**Written request**
Show every line below where "JSON" can be found.

**Given data**
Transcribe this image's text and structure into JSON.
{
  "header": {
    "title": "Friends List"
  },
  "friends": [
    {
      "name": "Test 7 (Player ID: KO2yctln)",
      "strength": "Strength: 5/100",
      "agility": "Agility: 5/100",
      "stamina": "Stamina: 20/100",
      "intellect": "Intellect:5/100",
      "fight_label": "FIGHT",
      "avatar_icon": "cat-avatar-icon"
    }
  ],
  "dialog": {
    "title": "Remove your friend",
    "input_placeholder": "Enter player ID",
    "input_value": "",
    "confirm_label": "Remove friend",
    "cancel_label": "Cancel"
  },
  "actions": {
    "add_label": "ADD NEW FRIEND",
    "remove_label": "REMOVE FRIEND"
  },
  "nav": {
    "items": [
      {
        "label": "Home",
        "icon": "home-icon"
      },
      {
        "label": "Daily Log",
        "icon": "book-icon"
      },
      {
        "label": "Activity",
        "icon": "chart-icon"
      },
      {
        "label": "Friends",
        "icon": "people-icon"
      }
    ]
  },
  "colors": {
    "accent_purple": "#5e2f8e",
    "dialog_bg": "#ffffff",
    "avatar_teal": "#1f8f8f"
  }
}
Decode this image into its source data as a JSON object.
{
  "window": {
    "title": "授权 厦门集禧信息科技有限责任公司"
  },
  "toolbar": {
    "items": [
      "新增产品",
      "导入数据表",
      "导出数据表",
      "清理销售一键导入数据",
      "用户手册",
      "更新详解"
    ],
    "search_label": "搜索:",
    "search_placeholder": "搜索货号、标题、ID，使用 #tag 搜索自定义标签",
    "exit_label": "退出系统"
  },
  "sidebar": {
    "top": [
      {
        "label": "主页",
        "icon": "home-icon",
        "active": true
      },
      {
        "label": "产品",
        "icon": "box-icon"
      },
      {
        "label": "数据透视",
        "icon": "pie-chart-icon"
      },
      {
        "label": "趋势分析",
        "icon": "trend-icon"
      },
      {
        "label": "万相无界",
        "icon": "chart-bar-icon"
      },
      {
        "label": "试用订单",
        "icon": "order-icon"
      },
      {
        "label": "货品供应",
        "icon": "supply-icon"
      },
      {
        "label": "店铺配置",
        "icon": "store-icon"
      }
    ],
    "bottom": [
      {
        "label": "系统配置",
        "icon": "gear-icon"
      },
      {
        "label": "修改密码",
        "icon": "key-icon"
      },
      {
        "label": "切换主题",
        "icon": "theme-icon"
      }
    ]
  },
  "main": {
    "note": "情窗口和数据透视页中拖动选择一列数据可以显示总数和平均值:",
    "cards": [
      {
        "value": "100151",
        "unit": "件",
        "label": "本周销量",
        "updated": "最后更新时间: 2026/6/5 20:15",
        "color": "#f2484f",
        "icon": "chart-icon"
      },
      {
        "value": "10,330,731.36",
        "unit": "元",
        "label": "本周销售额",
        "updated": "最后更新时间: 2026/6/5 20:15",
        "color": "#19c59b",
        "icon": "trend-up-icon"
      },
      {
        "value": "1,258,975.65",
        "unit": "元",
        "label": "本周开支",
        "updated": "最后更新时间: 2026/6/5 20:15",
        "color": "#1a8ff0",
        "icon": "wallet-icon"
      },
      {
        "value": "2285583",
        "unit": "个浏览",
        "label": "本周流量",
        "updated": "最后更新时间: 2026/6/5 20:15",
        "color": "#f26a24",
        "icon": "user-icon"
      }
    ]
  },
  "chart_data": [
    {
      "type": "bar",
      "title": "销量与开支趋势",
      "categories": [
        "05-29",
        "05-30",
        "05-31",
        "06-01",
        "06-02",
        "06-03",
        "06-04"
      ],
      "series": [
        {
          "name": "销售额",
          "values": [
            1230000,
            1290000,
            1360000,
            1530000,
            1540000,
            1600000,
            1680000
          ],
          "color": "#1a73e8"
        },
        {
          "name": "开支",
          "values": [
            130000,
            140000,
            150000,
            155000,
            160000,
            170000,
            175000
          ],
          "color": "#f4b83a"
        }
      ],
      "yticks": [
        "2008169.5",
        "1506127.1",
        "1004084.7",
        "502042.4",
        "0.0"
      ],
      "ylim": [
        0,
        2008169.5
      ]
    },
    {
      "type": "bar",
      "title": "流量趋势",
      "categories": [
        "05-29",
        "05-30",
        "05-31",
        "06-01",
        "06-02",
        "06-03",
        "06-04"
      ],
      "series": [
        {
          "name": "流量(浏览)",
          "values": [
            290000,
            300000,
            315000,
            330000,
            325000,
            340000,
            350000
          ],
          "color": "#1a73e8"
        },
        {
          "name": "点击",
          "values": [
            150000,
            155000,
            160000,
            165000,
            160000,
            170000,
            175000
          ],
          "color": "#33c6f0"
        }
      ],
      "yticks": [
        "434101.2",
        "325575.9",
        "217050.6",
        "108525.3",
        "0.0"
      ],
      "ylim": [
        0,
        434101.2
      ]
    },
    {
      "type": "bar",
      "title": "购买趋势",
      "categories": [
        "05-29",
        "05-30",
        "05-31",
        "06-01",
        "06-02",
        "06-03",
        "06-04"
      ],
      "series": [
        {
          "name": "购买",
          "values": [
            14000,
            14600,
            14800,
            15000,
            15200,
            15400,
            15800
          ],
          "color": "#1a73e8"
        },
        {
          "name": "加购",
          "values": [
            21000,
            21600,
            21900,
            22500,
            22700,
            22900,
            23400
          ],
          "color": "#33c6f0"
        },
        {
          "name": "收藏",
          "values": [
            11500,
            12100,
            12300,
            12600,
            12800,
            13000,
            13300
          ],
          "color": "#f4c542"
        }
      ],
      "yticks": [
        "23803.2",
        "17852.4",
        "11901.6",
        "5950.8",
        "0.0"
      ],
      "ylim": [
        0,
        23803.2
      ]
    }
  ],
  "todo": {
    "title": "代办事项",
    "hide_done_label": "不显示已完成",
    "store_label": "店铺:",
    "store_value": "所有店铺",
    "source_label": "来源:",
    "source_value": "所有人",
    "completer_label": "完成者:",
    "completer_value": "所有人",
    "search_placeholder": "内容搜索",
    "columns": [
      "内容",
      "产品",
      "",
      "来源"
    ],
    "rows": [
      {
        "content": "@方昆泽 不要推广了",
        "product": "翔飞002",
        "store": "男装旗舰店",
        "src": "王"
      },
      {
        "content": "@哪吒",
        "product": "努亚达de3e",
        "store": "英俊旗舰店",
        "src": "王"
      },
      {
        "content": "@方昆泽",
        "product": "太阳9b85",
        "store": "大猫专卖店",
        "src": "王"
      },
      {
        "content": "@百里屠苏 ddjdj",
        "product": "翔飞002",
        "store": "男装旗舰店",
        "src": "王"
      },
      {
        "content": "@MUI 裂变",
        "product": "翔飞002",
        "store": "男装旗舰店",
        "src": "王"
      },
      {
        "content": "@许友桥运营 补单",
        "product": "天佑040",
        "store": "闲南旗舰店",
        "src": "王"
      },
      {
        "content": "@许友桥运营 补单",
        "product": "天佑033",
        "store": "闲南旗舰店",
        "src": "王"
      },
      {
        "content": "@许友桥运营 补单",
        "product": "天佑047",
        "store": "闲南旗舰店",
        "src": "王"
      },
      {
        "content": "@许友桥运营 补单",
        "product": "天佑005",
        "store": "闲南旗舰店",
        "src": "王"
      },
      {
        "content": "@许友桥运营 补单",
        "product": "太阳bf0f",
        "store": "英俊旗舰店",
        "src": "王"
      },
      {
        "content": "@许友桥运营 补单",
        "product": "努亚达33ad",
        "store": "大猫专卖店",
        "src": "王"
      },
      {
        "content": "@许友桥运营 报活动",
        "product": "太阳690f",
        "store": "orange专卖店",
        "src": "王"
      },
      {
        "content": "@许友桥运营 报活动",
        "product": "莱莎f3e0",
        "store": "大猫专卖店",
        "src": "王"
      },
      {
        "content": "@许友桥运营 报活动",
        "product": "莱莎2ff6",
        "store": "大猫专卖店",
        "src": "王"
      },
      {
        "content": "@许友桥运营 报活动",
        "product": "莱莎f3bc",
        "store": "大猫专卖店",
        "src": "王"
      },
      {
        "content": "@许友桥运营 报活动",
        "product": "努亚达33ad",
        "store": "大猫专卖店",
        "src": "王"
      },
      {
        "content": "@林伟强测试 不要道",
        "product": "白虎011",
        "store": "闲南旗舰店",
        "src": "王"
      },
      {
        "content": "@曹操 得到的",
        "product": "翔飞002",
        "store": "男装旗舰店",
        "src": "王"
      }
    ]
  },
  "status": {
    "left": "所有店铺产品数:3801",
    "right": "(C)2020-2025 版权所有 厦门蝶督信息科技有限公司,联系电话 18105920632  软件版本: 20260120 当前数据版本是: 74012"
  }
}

**Task result**
Transcribe this image's text and structure into JSON.
Decode this image into its source data as a JSON object.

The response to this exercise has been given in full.